The problem: The records that follow need to be output exactly as they are.

Input rows:

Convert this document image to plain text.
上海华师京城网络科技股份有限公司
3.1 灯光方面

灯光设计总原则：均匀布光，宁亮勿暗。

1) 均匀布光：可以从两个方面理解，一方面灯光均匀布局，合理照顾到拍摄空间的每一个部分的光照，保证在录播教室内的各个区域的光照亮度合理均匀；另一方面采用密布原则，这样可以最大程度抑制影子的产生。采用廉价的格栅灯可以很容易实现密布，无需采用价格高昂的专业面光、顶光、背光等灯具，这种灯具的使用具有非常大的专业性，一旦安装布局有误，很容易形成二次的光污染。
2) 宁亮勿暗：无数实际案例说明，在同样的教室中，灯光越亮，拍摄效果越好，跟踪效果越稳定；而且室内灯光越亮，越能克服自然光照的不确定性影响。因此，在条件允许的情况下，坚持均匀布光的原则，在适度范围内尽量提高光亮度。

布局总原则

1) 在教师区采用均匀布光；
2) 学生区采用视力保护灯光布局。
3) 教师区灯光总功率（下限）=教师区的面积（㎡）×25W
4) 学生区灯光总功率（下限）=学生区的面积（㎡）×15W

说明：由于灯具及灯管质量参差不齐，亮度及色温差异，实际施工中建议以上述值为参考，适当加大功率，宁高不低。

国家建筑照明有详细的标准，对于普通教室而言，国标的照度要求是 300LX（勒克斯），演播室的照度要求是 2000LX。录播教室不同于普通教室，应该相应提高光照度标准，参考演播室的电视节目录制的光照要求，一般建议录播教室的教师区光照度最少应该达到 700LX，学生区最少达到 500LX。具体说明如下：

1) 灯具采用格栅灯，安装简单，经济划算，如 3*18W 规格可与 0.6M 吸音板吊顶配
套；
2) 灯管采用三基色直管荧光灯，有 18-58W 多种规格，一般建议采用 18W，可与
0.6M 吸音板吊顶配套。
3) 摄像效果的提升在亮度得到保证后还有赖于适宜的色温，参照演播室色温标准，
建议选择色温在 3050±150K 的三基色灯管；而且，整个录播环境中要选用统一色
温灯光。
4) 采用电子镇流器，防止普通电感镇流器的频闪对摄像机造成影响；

Answer to the exercise:
Convert this document image to plain text.
上海华师京城网络科技股份有限公司
3.1 灯光方面

灯光设计总原则：均匀布光，宁亮勿暗。

1) 均匀布光：可以从两个方面理解，一方面灯光均匀布局，合理照顾到拍摄空间的每一个部分的光照，保证在录播教室内的各个区域的光照亮度合理均匀；另一方面采用密布原则，这样可以最大程度抑制影子的产生。采用廉价的格栅灯可以很容易实现密布，无需采用价格高昂的专业面光、顶光、背光等灯具，这种灯具的使用具有非常大的专业性，一旦安装布局有误，很容易形成二次的光污染。
2) 宁亮勿暗：无数实际案例说明，在同样的教室中，灯光越亮，拍摄效果越好，跟踪效果越稳定；而且室内灯光越亮，越能克服自然光照的不确定性影响。因此，在条件允许的情况下，坚持均匀布光的原则，在适度范围内尽量提高光亮度。

布局总原则

1) 在教师区采用均匀布光；
2) 学生区采用视力保护灯光布局。
3) 教师区灯光总功率（下限）=教师区的面积（㎡）×25W
4) 学生区灯光总功率（下限）=学生区的面积（㎡）×15W

说明：由于灯具及灯管质量参差不齐，亮度及色温差异，实际施工中建议以上述值为参考，适当加大功率，宁高不低。

国家建筑照明有详细的标准，对于普通教室而言，国标的照度要求是 300LX（勒克斯），演播室的照度要求是 2000LX。录播教室不同于普通教室，应该相应提高光照度标准，参考演播室的电视节目录制的光照要求，一般建议录播教室的教师区光照度最少应该达到 700LX，学生区最少达到 500LX。具体说明如下：

1) 灯具采用格栅灯，安装简单，经济划算，如 3*18W 规格可与 0.6M 吸音板吊顶配
套；
2) 灯管采用三基色直管荧光灯，有 18-58W 多种规格，一般建议采用 18W，可与
0.6M 吸音板吊顶配套。
3) 摄像效果的提升在亮度得到保证后还有赖于适宜的色温，参照演播室色温标准，
建议选择色温在 3050±150K 的三基色灯管；而且，整个录播环境中要选用统一色
温灯光。
4) 采用电子镇流器，防止普通电感镇流器的频闪对摄像机造成影响；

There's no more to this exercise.